AIM OF THE TASK:
Quote the listing below in full and exactly as written, but omit every picture.

DATA EXTRACT:

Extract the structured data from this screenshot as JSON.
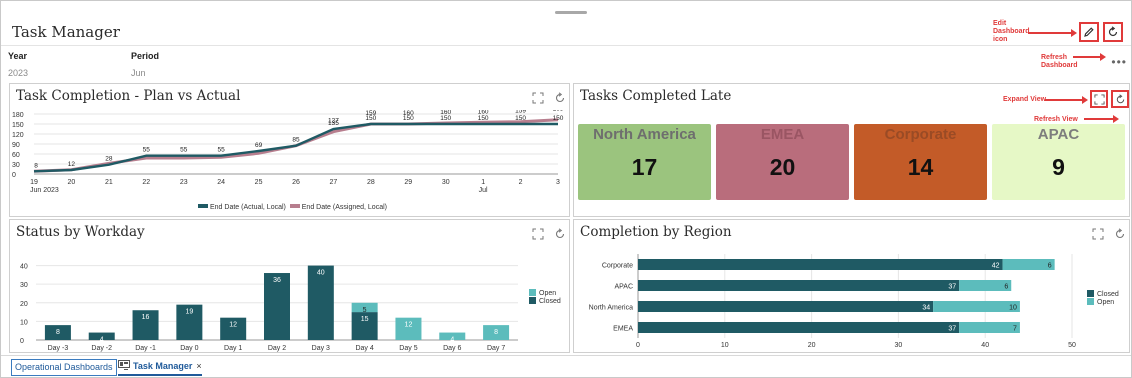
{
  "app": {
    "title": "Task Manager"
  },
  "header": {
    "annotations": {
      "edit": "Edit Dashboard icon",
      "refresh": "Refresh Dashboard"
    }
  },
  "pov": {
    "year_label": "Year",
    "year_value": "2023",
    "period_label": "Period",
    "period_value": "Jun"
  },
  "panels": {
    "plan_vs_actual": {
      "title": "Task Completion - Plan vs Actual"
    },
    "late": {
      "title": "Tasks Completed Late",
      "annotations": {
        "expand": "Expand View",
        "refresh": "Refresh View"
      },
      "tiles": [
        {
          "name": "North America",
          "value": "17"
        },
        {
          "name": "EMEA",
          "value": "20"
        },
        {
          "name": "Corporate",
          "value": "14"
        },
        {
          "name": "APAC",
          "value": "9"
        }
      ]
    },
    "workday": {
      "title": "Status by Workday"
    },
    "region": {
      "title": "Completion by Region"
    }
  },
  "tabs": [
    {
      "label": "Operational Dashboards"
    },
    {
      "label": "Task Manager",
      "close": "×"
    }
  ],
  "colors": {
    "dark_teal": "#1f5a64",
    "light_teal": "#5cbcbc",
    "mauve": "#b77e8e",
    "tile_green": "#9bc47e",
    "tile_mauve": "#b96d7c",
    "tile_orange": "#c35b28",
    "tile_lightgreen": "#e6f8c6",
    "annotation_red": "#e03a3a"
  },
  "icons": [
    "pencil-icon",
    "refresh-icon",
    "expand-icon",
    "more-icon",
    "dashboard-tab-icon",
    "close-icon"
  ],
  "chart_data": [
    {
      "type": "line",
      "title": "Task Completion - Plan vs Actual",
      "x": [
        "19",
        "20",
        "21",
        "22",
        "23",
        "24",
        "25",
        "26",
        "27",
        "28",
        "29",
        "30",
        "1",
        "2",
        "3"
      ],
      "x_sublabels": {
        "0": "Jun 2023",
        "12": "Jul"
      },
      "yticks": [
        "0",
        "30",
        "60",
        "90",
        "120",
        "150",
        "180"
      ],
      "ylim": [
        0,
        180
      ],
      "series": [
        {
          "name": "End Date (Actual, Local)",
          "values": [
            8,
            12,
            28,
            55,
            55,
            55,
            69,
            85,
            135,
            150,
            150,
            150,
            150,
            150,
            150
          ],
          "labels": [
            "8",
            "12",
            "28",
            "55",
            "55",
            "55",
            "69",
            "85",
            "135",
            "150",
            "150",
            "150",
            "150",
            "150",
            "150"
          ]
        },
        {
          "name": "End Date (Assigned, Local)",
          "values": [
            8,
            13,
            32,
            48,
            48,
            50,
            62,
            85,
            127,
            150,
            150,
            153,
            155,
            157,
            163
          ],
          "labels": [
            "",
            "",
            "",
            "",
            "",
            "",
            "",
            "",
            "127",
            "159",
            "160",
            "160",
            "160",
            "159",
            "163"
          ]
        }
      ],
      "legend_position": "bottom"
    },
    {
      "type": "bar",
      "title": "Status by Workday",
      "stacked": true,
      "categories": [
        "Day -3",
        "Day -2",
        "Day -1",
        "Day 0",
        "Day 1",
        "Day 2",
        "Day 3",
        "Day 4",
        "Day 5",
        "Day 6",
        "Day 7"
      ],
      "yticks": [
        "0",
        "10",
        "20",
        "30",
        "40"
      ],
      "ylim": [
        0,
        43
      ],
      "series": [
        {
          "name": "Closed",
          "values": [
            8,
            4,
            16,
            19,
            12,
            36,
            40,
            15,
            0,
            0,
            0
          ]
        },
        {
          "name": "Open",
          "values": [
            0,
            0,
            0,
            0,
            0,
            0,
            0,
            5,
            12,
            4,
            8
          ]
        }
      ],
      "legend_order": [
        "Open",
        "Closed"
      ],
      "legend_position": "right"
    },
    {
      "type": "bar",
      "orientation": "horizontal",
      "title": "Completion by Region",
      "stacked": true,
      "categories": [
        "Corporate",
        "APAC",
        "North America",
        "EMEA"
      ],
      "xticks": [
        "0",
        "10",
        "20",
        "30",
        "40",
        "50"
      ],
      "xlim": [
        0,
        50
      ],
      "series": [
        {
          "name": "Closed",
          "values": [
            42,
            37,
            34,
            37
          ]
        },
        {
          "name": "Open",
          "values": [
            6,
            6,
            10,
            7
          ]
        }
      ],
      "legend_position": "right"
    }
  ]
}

ANSWER TO THIS PROBLEM:
Extract the structured data from this screenshot as JSON.
{
  "app": {
    "title": "Task Manager"
  },
  "header": {
    "annotations": {
      "edit": "Edit Dashboard icon",
      "refresh": "Refresh Dashboard"
    }
  },
  "pov": {
    "year_label": "Year",
    "year_value": "2023",
    "period_label": "Period",
    "period_value": "Jun"
  },
  "panels": {
    "plan_vs_actual": {
      "title": "Task Completion - Plan vs Actual"
    },
    "late": {
      "title": "Tasks Completed Late",
      "annotations": {
        "expand": "Expand View",
        "refresh": "Refresh View"
      },
      "tiles": [
        {
          "name": "North America",
          "value": "17"
        },
        {
          "name": "EMEA",
          "value": "20"
        },
        {
          "name": "Corporate",
          "value": "14"
        },
        {
          "name": "APAC",
          "value": "9"
        }
      ]
    },
    "workday": {
      "title": "Status by Workday"
    },
    "region": {
      "title": "Completion by Region"
    }
  },
  "tabs": [
    {
      "label": "Operational Dashboards"
    },
    {
      "label": "Task Manager",
      "close": "×"
    }
  ],
  "colors": {
    "dark_teal": "#1f5a64",
    "light_teal": "#5cbcbc",
    "mauve": "#b77e8e",
    "tile_green": "#9bc47e",
    "tile_mauve": "#b96d7c",
    "tile_orange": "#c35b28",
    "tile_lightgreen": "#e6f8c6",
    "annotation_red": "#e03a3a"
  },
  "icons": [
    "pencil-icon",
    "refresh-icon",
    "expand-icon",
    "more-icon",
    "dashboard-tab-icon",
    "close-icon"
  ],
  "chart_data": [
    {
      "type": "line",
      "title": "Task Completion - Plan vs Actual",
      "x": [
        "19",
        "20",
        "21",
        "22",
        "23",
        "24",
        "25",
        "26",
        "27",
        "28",
        "29",
        "30",
        "1",
        "2",
        "3"
      ],
      "x_sublabels": {
        "0": "Jun 2023",
        "12": "Jul"
      },
      "yticks": [
        "0",
        "30",
        "60",
        "90",
        "120",
        "150",
        "180"
      ],
      "ylim": [
        0,
        180
      ],
      "series": [
        {
          "name": "End Date (Actual, Local)",
          "values": [
            8,
            12,
            28,
            55,
            55,
            55,
            69,
            85,
            135,
            150,
            150,
            150,
            150,
            150,
            150
          ],
          "labels": [
            "8",
            "12",
            "28",
            "55",
            "55",
            "55",
            "69",
            "85",
            "135",
            "150",
            "150",
            "150",
            "150",
            "150",
            "150"
          ]
        },
        {
          "name": "End Date (Assigned, Local)",
          "values": [
            8,
            13,
            32,
            48,
            48,
            50,
            62,
            85,
            127,
            150,
            150,
            153,
            155,
            157,
            163
          ],
          "labels": [
            "",
            "",
            "",
            "",
            "",
            "",
            "",
            "",
            "127",
            "159",
            "160",
            "160",
            "160",
            "159",
            "163"
          ]
        }
      ],
      "legend_position": "bottom"
    },
    {
      "type": "bar",
      "title": "Status by Workday",
      "stacked": true,
      "categories": [
        "Day -3",
        "Day -2",
        "Day -1",
        "Day 0",
        "Day 1",
        "Day 2",
        "Day 3",
        "Day 4",
        "Day 5",
        "Day 6",
        "Day 7"
      ],
      "yticks": [
        "0",
        "10",
        "20",
        "30",
        "40"
      ],
      "ylim": [
        0,
        43
      ],
      "series": [
        {
          "name": "Closed",
          "values": [
            8,
            4,
            16,
            19,
            12,
            36,
            40,
            15,
            0,
            0,
            0
          ]
        },
        {
          "name": "Open",
          "values": [
            0,
            0,
            0,
            0,
            0,
            0,
            0,
            5,
            12,
            4,
            8
          ]
        }
      ],
      "legend_order": [
        "Open",
        "Closed"
      ],
      "legend_position": "right"
    },
    {
      "type": "bar",
      "orientation": "horizontal",
      "title": "Completion by Region",
      "stacked": true,
      "categories": [
        "Corporate",
        "APAC",
        "North America",
        "EMEA"
      ],
      "xticks": [
        "0",
        "10",
        "20",
        "30",
        "40",
        "50"
      ],
      "xlim": [
        0,
        50
      ],
      "series": [
        {
          "name": "Closed",
          "values": [
            42,
            37,
            34,
            37
          ]
        },
        {
          "name": "Open",
          "values": [
            6,
            6,
            10,
            7
          ]
        }
      ],
      "legend_position": "right"
    }
  ]
}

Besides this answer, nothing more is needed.